Set exercise: Give back each entry unchanged, minus pictures.

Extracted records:
(begin)

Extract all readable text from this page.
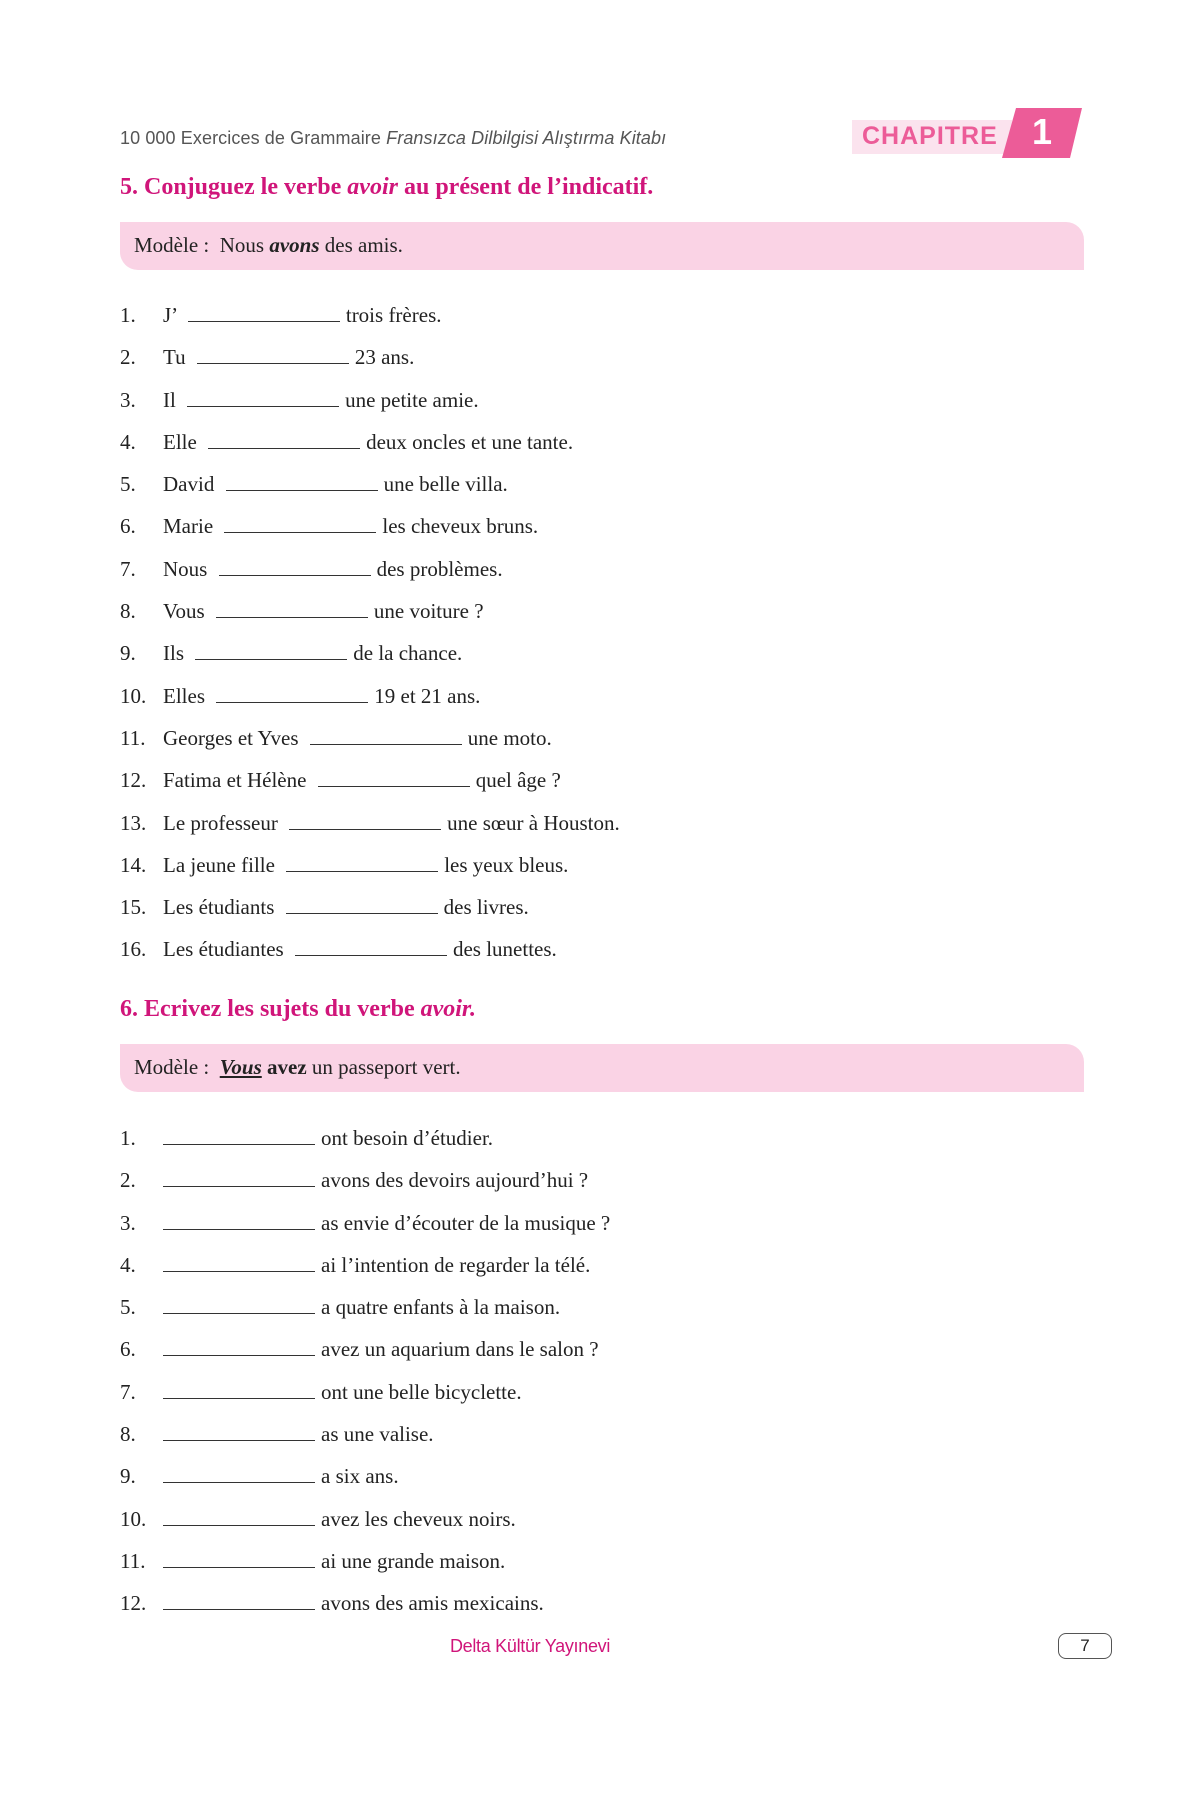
10 000 Exercices de Grammaire Fransızca Dilbilgisi Alıştırma Kitabı	CHAPITRE 1
5. Conjuguez le verbe avoir au présent de l’indicatif.
Modèle :  Nous avons des amis.
1. J’	trois frères.
2. Tu	23 ans.
3. Il	une petite amie.
4. Elle	deux oncles et une tante.
5. David	une belle villa.
6. Marie	les cheveux bruns.
7. Nous	des problèmes.
8. Vous	une voiture ?
9. Ils	de la chance.
10. Elles	19 et 21 ans.
11. Georges et Yves	une moto.
12. Fatima et Hélène	quel âge ?
13. Le professeur	une sœur à Houston.
14. La jeune fille	les yeux bleus.
15. Les étudiants	des livres.
16. Les étudiantes	des lunettes.
6. Ecrivez les sujets du verbe avoir.
Modèle :  Vous avez un passeport vert.
1.	ont besoin d’étudier.
2.	avons des devoirs aujourd’hui ?
3.	as envie d’écouter de la musique ?
4.	ai l’intention de regarder la télé.
5.	a quatre enfants à la maison.
6.	avez un aquarium dans le salon ?
7.	ont une belle bicyclette.
8.	as une valise.
9.	a six ans.
10.	avez les cheveux noirs.
11.	ai une grande maison.
12.	avons des amis mexicains.
Delta Kültür Yayınevi	7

(end)

Response to the task:
Extract all readable text from this page.
10 000 Exercices de Grammaire Fransızca Dilbilgisi Alıştırma Kitabı	CHAPITRE 1
5. Conjuguez le verbe avoir au présent de l’indicatif.
Modèle :  Nous avons des amis.
1. J’	trois frères.
2. Tu	23 ans.
3. Il	une petite amie.
4. Elle	deux oncles et une tante.
5. David	une belle villa.
6. Marie	les cheveux bruns.
7. Nous	des problèmes.
8. Vous	une voiture ?
9. Ils	de la chance.
10. Elles	19 et 21 ans.
11. Georges et Yves	une moto.
12. Fatima et Hélène	quel âge ?
13. Le professeur	une sœur à Houston.
14. La jeune fille	les yeux bleus.
15. Les étudiants	des livres.
16. Les étudiantes	des lunettes.
6. Ecrivez les sujets du verbe avoir.
Modèle :  Vous avez un passeport vert.
1.	ont besoin d’étudier.
2.	avons des devoirs aujourd’hui ?
3.	as envie d’écouter de la musique ?
4.	ai l’intention de regarder la télé.
5.	a quatre enfants à la maison.
6.	avez un aquarium dans le salon ?
7.	ont une belle bicyclette.
8.	as une valise.
9.	a six ans.
10.	avez les cheveux noirs.
11.	ai une grande maison.
12.	avons des amis mexicains.
Delta Kültür Yayınevi	7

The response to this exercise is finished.